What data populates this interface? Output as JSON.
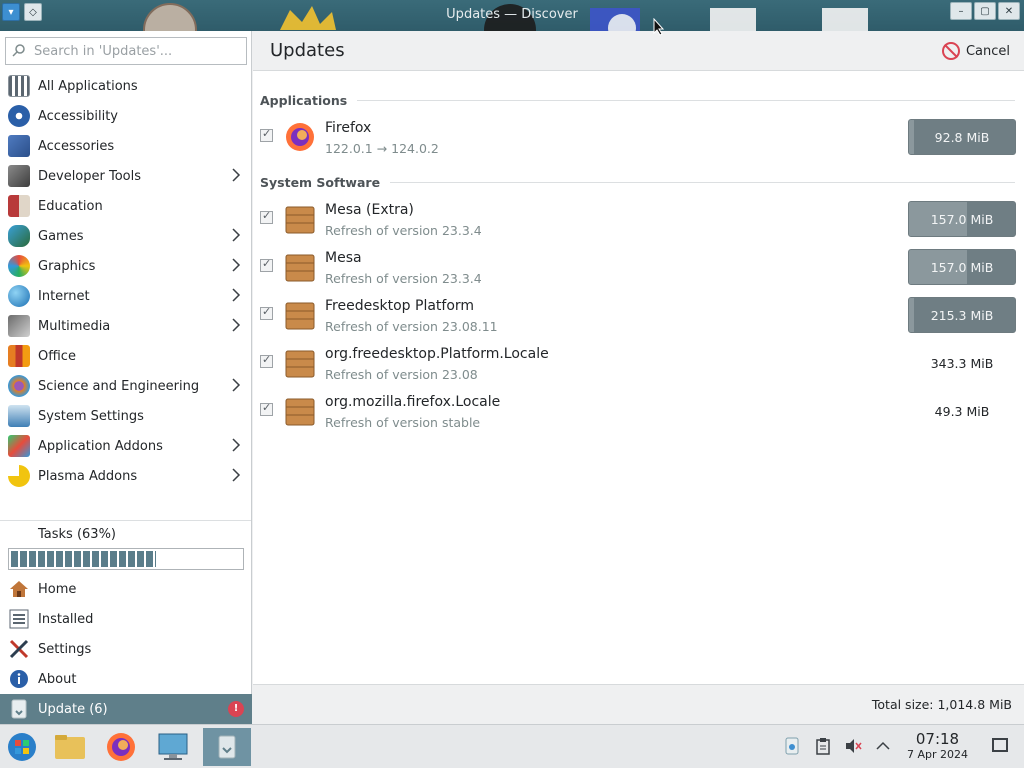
{
  "window": {
    "title": "Updates — Discover"
  },
  "sidebar": {
    "search_placeholder": "Search in 'Updates'...",
    "categories": [
      {
        "label": "All Applications",
        "icon": "grid-icon",
        "has_submenu": false
      },
      {
        "label": "Accessibility",
        "icon": "accessibility-icon",
        "has_submenu": false
      },
      {
        "label": "Accessories",
        "icon": "accessories-icon",
        "has_submenu": false
      },
      {
        "label": "Developer Tools",
        "icon": "developer-tools-icon",
        "has_submenu": true
      },
      {
        "label": "Education",
        "icon": "education-icon",
        "has_submenu": false
      },
      {
        "label": "Games",
        "icon": "games-icon",
        "has_submenu": true
      },
      {
        "label": "Graphics",
        "icon": "graphics-icon",
        "has_submenu": true
      },
      {
        "label": "Internet",
        "icon": "internet-icon",
        "has_submenu": true
      },
      {
        "label": "Multimedia",
        "icon": "multimedia-icon",
        "has_submenu": true
      },
      {
        "label": "Office",
        "icon": "office-icon",
        "has_submenu": false
      },
      {
        "label": "Science and Engineering",
        "icon": "science-icon",
        "has_submenu": true
      },
      {
        "label": "System Settings",
        "icon": "system-settings-icon",
        "has_submenu": false
      },
      {
        "label": "Application Addons",
        "icon": "addons-icon",
        "has_submenu": true
      },
      {
        "label": "Plasma Addons",
        "icon": "plasma-addons-icon",
        "has_submenu": true
      }
    ],
    "tasks_label": "Tasks (63%)",
    "tasks_progress": 0.63,
    "nav": [
      {
        "label": "Home",
        "icon": "home-icon"
      },
      {
        "label": "Installed",
        "icon": "installed-icon"
      },
      {
        "label": "Settings",
        "icon": "settings-icon"
      },
      {
        "label": "About",
        "icon": "about-icon"
      }
    ],
    "update_label": "Update (6)",
    "update_badge": "!"
  },
  "main": {
    "title": "Updates",
    "cancel_label": "Cancel",
    "sections": [
      {
        "title": "Applications"
      },
      {
        "title": "System Software"
      }
    ],
    "updates": [
      {
        "name": "Firefox",
        "subtitle": "122.0.1 → 124.0.2",
        "size": "92.8 MiB",
        "icon": "firefox-icon",
        "downloading": true,
        "progress": 0.05
      },
      {
        "name": "Mesa (Extra)",
        "subtitle": "Refresh of version 23.3.4",
        "size": "157.0 MiB",
        "icon": "package-icon",
        "downloading": true,
        "progress": 0.55
      },
      {
        "name": "Mesa",
        "subtitle": "Refresh of version 23.3.4",
        "size": "157.0 MiB",
        "icon": "package-icon",
        "downloading": true,
        "progress": 0.55
      },
      {
        "name": "Freedesktop Platform",
        "subtitle": "Refresh of version 23.08.11",
        "size": "215.3 MiB",
        "icon": "package-icon",
        "downloading": true,
        "progress": 0.05
      },
      {
        "name": "org.freedesktop.Platform.Locale",
        "subtitle": "Refresh of version 23.08",
        "size": "343.3 MiB",
        "icon": "package-icon",
        "downloading": false
      },
      {
        "name": "org.mozilla.firefox.Locale",
        "subtitle": "Refresh of version stable",
        "size": "49.3 MiB",
        "icon": "package-icon",
        "downloading": false
      }
    ],
    "total_size": "Total size: 1,014.8 MiB"
  },
  "taskbar": {
    "apps": [
      "start-menu-icon",
      "file-manager-icon",
      "firefox-icon",
      "system-monitor-icon",
      "discover-icon"
    ],
    "clock_time": "07:18",
    "clock_date": "7 Apr 2024"
  },
  "colors": {
    "accent": "#5f7f8a",
    "titlebar": "#2f5c6a",
    "badge": "#da4453",
    "size_button": "#6f7e84"
  }
}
• • • • • • •
[What is asked]
Make an exact copy of all entries above, dropping the images.

[Output below]
What data populates this interface? Output as JSON.
{
  "window": {
    "title": "Updates — Discover"
  },
  "sidebar": {
    "search_placeholder": "Search in 'Updates'...",
    "categories": [
      {
        "label": "All Applications",
        "icon": "grid-icon",
        "has_submenu": false
      },
      {
        "label": "Accessibility",
        "icon": "accessibility-icon",
        "has_submenu": false
      },
      {
        "label": "Accessories",
        "icon": "accessories-icon",
        "has_submenu": false
      },
      {
        "label": "Developer Tools",
        "icon": "developer-tools-icon",
        "has_submenu": true
      },
      {
        "label": "Education",
        "icon": "education-icon",
        "has_submenu": false
      },
      {
        "label": "Games",
        "icon": "games-icon",
        "has_submenu": true
      },
      {
        "label": "Graphics",
        "icon": "graphics-icon",
        "has_submenu": true
      },
      {
        "label": "Internet",
        "icon": "internet-icon",
        "has_submenu": true
      },
      {
        "label": "Multimedia",
        "icon": "multimedia-icon",
        "has_submenu": true
      },
      {
        "label": "Office",
        "icon": "office-icon",
        "has_submenu": false
      },
      {
        "label": "Science and Engineering",
        "icon": "science-icon",
        "has_submenu": true
      },
      {
        "label": "System Settings",
        "icon": "system-settings-icon",
        "has_submenu": false
      },
      {
        "label": "Application Addons",
        "icon": "addons-icon",
        "has_submenu": true
      },
      {
        "label": "Plasma Addons",
        "icon": "plasma-addons-icon",
        "has_submenu": true
      }
    ],
    "tasks_label": "Tasks (63%)",
    "tasks_progress": 0.63,
    "nav": [
      {
        "label": "Home",
        "icon": "home-icon"
      },
      {
        "label": "Installed",
        "icon": "installed-icon"
      },
      {
        "label": "Settings",
        "icon": "settings-icon"
      },
      {
        "label": "About",
        "icon": "about-icon"
      }
    ],
    "update_label": "Update (6)",
    "update_badge": "!"
  },
  "main": {
    "title": "Updates",
    "cancel_label": "Cancel",
    "sections": [
      {
        "title": "Applications"
      },
      {
        "title": "System Software"
      }
    ],
    "updates": [
      {
        "name": "Firefox",
        "subtitle": "122.0.1 → 124.0.2",
        "size": "92.8 MiB",
        "icon": "firefox-icon",
        "downloading": true,
        "progress": 0.05
      },
      {
        "name": "Mesa (Extra)",
        "subtitle": "Refresh of version 23.3.4",
        "size": "157.0 MiB",
        "icon": "package-icon",
        "downloading": true,
        "progress": 0.55
      },
      {
        "name": "Mesa",
        "subtitle": "Refresh of version 23.3.4",
        "size": "157.0 MiB",
        "icon": "package-icon",
        "downloading": true,
        "progress": 0.55
      },
      {
        "name": "Freedesktop Platform",
        "subtitle": "Refresh of version 23.08.11",
        "size": "215.3 MiB",
        "icon": "package-icon",
        "downloading": true,
        "progress": 0.05
      },
      {
        "name": "org.freedesktop.Platform.Locale",
        "subtitle": "Refresh of version 23.08",
        "size": "343.3 MiB",
        "icon": "package-icon",
        "downloading": false
      },
      {
        "name": "org.mozilla.firefox.Locale",
        "subtitle": "Refresh of version stable",
        "size": "49.3 MiB",
        "icon": "package-icon",
        "downloading": false
      }
    ],
    "total_size": "Total size: 1,014.8 MiB"
  },
  "taskbar": {
    "apps": [
      "start-menu-icon",
      "file-manager-icon",
      "firefox-icon",
      "system-monitor-icon",
      "discover-icon"
    ],
    "clock_time": "07:18",
    "clock_date": "7 Apr 2024"
  },
  "colors": {
    "accent": "#5f7f8a",
    "titlebar": "#2f5c6a",
    "badge": "#da4453",
    "size_button": "#6f7e84"
  }
}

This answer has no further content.